Exercise description: Output the data word for word, dropping every image.

• • •

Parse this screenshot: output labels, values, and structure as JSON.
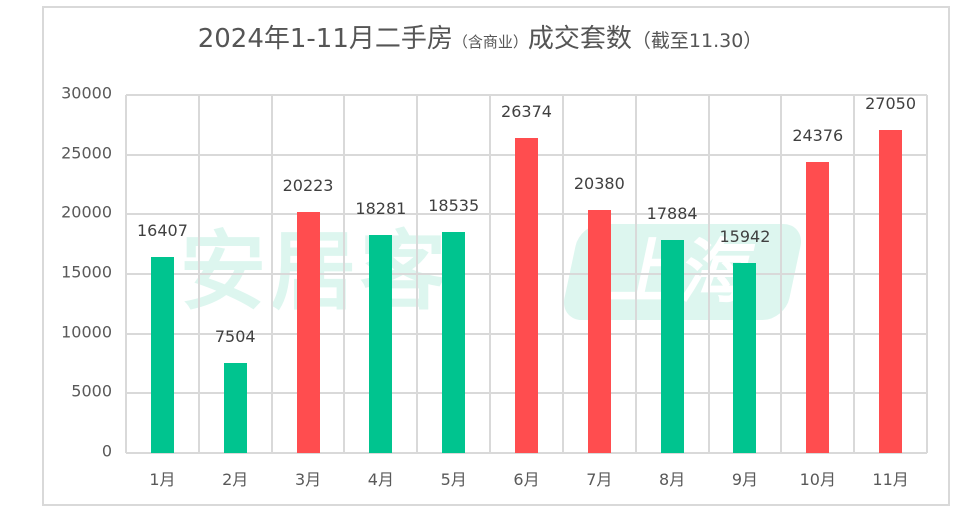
{
  "title": {
    "main": "2024年1-11月二手房",
    "note": "（含商业）",
    "tail": "成交套数",
    "paren": "（截至11.30）"
  },
  "watermark": {
    "brand": "安居客",
    "city": "上海"
  },
  "colors": {
    "green": "#00c48f",
    "red": "#ff4d4f",
    "grid": "#d9d9d9",
    "text": "#595959"
  },
  "y_axis": {
    "ticks": [
      "30000",
      "25000",
      "20000",
      "15000",
      "10000",
      "5000",
      "0"
    ]
  },
  "chart_data": {
    "type": "bar",
    "title": "2024年1-11月二手房（含商业）成交套数（截至11.30）",
    "xlabel": "",
    "ylabel": "",
    "ylim": [
      0,
      30000
    ],
    "grid": true,
    "legend": null,
    "categories": [
      "1月",
      "2月",
      "3月",
      "4月",
      "5月",
      "6月",
      "7月",
      "8月",
      "9月",
      "10月",
      "11月"
    ],
    "values": [
      16407,
      7504,
      20223,
      18281,
      18535,
      26374,
      20380,
      17884,
      15942,
      24376,
      27050
    ],
    "bar_colors": [
      "green",
      "green",
      "red",
      "green",
      "green",
      "red",
      "red",
      "green",
      "green",
      "red",
      "red"
    ],
    "annotations": "Bars above 20000 highlighted in red; others green"
  }
}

• • •

Worked solution:
Parse this screenshot: output labels, values, and structure as JSON.
{
  "title": {
    "main": "2024年1-11月二手房",
    "note": "（含商业）",
    "tail": "成交套数",
    "paren": "（截至11.30）"
  },
  "watermark": {
    "brand": "安居客",
    "city": "上海"
  },
  "colors": {
    "green": "#00c48f",
    "red": "#ff4d4f",
    "grid": "#d9d9d9",
    "text": "#595959"
  },
  "y_axis": {
    "ticks": [
      "30000",
      "25000",
      "20000",
      "15000",
      "10000",
      "5000",
      "0"
    ]
  },
  "chart_data": {
    "type": "bar",
    "title": "2024年1-11月二手房（含商业）成交套数（截至11.30）",
    "xlabel": "",
    "ylabel": "",
    "ylim": [
      0,
      30000
    ],
    "grid": true,
    "legend": null,
    "categories": [
      "1月",
      "2月",
      "3月",
      "4月",
      "5月",
      "6月",
      "7月",
      "8月",
      "9月",
      "10月",
      "11月"
    ],
    "values": [
      16407,
      7504,
      20223,
      18281,
      18535,
      26374,
      20380,
      17884,
      15942,
      24376,
      27050
    ],
    "bar_colors": [
      "green",
      "green",
      "red",
      "green",
      "green",
      "red",
      "red",
      "green",
      "green",
      "red",
      "red"
    ],
    "annotations": "Bars above 20000 highlighted in red; others green"
  }
}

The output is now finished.